Where a line of the material contains the string "level", copy that line.

>>

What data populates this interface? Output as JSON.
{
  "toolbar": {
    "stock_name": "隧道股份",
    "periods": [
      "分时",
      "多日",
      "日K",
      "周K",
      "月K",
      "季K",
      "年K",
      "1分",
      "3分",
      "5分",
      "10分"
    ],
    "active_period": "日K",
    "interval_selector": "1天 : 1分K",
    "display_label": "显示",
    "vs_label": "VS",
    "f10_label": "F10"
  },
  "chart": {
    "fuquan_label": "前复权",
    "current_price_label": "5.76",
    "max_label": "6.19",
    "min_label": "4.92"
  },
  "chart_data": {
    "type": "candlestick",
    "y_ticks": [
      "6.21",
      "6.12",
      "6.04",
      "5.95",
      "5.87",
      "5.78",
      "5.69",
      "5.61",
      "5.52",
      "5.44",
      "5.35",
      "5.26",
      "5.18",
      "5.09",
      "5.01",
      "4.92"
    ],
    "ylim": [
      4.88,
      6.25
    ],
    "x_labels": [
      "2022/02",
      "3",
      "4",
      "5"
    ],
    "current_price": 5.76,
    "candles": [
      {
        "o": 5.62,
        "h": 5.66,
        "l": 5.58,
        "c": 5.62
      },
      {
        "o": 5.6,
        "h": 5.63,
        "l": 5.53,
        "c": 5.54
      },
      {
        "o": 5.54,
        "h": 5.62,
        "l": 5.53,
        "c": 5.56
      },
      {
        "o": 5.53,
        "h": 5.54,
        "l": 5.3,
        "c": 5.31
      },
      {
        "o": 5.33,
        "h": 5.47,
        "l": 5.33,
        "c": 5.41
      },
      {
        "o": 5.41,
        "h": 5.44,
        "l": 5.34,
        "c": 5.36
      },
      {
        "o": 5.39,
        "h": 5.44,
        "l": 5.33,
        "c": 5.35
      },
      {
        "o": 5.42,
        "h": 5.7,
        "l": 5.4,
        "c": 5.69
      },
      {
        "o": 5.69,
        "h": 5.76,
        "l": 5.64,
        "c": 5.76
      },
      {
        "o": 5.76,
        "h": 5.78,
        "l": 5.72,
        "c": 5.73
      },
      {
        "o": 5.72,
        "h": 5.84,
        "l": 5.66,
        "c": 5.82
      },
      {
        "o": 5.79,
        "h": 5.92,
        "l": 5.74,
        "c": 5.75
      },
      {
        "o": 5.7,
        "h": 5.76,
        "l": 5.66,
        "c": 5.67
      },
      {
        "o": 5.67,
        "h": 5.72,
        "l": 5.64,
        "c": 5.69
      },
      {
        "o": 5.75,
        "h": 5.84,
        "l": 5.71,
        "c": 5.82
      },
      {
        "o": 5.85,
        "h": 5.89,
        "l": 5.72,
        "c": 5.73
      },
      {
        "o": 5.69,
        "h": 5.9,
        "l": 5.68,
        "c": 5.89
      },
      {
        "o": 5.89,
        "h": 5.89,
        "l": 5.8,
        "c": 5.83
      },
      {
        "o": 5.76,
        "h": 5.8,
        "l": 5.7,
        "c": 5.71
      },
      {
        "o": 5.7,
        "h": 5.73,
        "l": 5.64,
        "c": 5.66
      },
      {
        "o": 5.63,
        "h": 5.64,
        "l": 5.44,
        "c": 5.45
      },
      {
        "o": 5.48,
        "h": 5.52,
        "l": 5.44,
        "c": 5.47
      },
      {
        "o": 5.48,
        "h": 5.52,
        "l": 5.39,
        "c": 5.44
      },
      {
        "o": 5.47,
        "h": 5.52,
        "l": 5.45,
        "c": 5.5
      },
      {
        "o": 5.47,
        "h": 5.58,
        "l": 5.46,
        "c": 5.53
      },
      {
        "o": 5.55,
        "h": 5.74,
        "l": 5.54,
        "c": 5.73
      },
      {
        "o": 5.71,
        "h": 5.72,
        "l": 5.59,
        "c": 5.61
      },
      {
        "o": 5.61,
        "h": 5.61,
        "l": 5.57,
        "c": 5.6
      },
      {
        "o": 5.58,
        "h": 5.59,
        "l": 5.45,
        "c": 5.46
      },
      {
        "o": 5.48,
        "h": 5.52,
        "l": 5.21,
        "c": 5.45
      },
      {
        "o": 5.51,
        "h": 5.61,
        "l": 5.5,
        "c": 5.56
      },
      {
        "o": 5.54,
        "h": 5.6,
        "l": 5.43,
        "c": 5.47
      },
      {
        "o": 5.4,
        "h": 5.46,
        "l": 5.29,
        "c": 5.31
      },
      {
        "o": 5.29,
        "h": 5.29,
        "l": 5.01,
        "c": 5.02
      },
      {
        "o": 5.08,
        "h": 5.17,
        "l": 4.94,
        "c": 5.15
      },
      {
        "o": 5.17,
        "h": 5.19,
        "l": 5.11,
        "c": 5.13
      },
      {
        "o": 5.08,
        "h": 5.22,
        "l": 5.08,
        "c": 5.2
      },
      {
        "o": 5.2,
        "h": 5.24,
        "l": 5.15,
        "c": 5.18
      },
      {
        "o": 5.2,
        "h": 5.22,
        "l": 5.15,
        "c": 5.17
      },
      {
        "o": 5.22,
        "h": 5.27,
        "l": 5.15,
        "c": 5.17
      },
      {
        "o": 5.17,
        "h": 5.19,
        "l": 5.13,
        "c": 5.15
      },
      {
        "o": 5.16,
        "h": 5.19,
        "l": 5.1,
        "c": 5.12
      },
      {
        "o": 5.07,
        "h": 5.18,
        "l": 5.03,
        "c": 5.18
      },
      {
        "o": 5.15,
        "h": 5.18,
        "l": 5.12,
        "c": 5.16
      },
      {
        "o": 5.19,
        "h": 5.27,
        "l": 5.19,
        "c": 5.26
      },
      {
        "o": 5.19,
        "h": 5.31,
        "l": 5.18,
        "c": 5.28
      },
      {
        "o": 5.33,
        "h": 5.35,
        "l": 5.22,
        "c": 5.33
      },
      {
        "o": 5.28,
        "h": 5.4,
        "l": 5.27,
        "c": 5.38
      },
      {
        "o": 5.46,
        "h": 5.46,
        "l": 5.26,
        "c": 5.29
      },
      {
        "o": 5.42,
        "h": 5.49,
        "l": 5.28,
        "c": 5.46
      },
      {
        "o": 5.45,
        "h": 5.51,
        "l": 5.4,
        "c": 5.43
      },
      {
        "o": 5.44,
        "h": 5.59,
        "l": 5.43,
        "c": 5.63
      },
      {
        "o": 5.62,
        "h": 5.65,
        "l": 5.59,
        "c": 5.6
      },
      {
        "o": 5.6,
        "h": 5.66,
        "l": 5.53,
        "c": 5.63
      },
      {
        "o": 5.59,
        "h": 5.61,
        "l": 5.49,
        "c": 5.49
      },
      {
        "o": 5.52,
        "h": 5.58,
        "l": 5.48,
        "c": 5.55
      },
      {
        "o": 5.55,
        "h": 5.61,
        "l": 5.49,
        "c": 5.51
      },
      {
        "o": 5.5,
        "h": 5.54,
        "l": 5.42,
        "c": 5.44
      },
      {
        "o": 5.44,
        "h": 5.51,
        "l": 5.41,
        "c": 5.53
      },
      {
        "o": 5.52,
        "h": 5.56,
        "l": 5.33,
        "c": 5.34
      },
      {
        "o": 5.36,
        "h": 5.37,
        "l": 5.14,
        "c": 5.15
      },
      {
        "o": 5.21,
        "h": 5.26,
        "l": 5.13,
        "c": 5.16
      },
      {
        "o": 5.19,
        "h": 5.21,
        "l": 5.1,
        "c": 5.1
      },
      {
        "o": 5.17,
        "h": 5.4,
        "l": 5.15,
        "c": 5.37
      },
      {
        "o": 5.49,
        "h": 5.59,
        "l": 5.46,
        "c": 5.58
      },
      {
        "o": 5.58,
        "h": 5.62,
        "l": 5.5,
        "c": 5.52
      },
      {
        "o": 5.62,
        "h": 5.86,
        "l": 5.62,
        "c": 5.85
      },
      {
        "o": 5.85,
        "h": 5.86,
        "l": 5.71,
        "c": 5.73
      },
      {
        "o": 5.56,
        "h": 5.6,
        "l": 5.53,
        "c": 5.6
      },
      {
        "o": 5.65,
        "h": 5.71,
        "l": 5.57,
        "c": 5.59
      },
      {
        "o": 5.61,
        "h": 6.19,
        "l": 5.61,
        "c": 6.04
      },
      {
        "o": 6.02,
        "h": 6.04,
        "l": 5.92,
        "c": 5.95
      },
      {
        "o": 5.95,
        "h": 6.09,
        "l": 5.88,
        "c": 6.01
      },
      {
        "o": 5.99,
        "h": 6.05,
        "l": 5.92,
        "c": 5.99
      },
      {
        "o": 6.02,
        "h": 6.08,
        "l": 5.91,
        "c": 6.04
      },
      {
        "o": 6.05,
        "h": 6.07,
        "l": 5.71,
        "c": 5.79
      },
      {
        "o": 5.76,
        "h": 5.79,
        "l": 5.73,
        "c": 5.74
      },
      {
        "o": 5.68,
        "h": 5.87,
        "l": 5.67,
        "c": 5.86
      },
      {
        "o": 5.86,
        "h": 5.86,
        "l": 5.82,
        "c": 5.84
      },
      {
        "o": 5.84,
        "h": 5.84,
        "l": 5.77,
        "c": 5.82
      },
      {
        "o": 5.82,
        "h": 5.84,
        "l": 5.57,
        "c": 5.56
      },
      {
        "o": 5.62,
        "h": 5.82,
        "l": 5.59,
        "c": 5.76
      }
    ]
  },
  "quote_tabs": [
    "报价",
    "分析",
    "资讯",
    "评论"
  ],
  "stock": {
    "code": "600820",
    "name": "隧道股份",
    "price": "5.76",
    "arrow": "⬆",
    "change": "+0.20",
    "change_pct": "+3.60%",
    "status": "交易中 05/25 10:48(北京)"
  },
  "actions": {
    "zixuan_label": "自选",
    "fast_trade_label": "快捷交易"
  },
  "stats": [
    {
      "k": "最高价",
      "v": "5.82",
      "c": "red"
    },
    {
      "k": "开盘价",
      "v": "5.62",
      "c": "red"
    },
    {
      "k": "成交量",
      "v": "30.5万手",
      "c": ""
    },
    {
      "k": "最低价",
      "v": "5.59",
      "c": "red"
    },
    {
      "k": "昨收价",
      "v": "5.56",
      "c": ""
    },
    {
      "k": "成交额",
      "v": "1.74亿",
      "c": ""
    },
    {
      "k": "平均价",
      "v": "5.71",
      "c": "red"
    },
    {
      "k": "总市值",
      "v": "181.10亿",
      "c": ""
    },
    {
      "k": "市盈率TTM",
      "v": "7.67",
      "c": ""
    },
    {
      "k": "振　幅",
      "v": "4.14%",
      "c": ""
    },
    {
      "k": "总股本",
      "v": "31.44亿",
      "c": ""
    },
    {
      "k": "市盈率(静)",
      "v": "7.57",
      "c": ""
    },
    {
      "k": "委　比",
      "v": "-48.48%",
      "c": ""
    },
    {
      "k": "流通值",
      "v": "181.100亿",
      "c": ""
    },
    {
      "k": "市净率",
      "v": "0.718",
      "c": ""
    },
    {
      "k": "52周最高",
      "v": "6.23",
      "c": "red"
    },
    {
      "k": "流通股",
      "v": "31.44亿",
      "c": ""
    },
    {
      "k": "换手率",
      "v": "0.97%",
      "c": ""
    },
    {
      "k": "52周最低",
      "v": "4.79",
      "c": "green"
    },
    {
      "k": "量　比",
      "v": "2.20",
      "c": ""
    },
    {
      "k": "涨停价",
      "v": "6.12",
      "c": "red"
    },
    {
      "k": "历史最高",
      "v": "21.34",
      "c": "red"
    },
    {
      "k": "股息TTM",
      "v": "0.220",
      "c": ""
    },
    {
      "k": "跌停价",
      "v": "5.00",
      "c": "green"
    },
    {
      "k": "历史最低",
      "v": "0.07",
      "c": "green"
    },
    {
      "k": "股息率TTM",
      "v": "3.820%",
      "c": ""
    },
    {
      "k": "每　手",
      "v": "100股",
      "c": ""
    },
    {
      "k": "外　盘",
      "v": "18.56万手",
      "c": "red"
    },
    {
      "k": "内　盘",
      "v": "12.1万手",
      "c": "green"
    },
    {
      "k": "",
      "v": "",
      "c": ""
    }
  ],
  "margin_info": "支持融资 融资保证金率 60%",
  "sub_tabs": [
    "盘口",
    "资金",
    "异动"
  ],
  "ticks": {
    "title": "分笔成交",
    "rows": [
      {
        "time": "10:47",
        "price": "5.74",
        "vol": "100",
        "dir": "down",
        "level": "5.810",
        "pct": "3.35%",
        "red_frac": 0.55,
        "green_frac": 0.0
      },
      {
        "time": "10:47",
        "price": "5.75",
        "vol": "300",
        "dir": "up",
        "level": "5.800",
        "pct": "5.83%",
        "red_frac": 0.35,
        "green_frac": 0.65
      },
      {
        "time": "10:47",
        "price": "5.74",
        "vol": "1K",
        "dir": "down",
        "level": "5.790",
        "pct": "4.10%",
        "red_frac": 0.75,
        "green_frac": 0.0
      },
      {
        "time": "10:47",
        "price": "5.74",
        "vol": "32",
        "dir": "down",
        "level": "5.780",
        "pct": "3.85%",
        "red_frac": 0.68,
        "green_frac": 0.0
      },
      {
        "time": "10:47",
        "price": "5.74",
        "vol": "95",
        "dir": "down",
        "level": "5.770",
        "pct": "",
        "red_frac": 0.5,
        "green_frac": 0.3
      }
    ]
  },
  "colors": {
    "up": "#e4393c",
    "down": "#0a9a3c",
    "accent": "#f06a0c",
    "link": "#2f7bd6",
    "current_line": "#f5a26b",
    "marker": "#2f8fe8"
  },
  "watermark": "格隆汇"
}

<<

Task answer -
        "level": "5.810",
        "level": "5.800",
        "level": "5.790",
        "level": "5.780",
        "level": "5.770",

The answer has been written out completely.